Start of MATERIAL FOR THIS TASK

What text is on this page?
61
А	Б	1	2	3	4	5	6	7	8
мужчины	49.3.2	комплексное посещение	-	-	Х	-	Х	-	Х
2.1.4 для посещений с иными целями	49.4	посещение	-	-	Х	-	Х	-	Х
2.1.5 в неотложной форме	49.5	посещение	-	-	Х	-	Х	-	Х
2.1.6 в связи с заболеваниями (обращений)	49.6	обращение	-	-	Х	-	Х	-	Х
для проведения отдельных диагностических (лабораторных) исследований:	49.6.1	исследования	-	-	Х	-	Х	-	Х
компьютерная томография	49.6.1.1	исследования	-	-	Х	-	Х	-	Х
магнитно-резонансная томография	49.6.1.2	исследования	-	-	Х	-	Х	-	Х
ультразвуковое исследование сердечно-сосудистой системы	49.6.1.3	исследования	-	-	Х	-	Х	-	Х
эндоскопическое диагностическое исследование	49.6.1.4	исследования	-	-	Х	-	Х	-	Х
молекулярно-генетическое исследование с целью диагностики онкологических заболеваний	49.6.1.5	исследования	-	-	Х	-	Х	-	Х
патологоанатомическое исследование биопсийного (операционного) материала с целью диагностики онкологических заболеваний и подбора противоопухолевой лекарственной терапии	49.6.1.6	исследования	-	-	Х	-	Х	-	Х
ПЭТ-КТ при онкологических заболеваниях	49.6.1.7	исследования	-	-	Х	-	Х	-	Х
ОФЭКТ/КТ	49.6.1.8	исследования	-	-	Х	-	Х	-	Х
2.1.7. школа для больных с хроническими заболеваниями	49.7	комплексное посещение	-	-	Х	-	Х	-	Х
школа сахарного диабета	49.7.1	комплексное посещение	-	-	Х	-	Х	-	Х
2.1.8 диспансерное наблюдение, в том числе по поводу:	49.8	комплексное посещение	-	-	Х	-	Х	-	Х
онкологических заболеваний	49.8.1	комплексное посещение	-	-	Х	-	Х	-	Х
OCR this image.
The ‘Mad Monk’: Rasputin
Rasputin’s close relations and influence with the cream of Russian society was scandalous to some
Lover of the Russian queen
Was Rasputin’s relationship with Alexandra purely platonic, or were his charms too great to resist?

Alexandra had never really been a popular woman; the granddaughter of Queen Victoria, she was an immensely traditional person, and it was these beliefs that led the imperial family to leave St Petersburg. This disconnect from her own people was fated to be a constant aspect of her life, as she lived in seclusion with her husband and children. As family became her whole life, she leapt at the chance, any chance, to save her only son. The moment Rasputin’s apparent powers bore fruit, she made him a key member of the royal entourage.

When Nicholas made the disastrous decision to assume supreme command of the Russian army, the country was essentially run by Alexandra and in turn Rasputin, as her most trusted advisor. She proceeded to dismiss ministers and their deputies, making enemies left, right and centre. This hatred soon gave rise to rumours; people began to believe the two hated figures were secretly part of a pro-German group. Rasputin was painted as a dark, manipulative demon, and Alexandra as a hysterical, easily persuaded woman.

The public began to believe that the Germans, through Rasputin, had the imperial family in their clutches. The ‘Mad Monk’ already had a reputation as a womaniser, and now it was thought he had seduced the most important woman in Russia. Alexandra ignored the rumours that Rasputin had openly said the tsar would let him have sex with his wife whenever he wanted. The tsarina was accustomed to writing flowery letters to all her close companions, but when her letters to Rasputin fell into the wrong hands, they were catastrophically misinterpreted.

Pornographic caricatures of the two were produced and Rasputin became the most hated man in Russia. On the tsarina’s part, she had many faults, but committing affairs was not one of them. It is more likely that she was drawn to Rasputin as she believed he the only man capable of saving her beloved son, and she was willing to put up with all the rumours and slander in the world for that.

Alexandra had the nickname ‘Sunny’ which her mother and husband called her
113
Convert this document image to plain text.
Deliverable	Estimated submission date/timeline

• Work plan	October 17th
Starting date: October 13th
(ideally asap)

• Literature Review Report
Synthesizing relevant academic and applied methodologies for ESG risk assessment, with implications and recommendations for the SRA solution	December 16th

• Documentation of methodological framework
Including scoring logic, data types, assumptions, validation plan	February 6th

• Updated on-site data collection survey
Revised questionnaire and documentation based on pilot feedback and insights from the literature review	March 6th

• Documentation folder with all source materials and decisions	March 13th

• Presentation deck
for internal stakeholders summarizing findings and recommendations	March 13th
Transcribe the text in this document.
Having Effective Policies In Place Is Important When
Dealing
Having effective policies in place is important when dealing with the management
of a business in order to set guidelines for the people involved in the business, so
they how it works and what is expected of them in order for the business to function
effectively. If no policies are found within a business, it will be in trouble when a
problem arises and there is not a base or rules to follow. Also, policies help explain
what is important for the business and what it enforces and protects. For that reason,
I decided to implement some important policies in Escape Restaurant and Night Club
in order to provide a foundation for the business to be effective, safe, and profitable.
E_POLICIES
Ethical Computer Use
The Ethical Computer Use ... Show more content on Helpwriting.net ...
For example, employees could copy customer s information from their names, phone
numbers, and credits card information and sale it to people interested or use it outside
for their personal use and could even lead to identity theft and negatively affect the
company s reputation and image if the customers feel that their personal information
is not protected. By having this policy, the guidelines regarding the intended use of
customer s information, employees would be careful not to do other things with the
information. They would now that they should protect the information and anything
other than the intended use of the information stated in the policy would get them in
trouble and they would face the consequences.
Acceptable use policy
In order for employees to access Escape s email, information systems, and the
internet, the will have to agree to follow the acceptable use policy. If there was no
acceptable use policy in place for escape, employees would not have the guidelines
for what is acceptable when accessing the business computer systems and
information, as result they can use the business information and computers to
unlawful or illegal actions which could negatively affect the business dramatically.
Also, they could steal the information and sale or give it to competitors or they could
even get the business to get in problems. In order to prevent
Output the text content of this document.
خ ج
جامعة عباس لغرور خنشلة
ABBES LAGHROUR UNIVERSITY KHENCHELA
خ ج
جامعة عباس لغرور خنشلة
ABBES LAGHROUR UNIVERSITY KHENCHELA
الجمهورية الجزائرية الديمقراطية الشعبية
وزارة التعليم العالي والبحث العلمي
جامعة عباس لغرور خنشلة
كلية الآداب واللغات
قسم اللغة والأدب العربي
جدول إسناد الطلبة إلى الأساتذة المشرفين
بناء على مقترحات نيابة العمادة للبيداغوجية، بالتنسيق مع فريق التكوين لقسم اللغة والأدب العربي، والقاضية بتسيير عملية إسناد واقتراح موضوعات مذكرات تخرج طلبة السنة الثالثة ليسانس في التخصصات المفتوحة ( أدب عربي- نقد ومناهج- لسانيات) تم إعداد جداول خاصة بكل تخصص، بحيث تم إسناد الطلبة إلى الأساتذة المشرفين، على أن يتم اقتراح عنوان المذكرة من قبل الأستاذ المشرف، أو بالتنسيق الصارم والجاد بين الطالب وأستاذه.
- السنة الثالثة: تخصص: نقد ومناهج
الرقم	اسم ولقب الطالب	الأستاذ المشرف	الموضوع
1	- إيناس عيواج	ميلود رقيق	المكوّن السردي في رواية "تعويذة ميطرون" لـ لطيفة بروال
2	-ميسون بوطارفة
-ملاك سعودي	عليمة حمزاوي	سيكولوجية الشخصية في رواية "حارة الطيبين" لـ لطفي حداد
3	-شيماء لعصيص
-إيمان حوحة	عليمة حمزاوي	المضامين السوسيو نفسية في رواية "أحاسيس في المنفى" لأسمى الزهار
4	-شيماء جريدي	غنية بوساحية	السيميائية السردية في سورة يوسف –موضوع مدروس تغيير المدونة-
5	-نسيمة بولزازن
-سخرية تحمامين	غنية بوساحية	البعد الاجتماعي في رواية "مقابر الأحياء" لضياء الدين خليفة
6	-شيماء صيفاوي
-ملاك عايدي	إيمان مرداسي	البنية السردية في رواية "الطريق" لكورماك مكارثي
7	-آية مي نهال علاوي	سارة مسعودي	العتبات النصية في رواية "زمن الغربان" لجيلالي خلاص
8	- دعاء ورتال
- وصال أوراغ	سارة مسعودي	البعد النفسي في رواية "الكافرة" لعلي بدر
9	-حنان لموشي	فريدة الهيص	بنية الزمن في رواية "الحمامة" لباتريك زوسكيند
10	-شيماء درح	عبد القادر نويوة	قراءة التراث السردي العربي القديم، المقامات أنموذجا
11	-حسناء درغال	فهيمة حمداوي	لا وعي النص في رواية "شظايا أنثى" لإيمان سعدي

End of MATERIAL FOR THIS TASK

Make a copy of each line that contains the string "data".

■ **RESPONSE FOR THIS EXERCISE**:
Including scoring logic, data types, assumptions, validation plan	February 6th
• Updated on-site data collection survey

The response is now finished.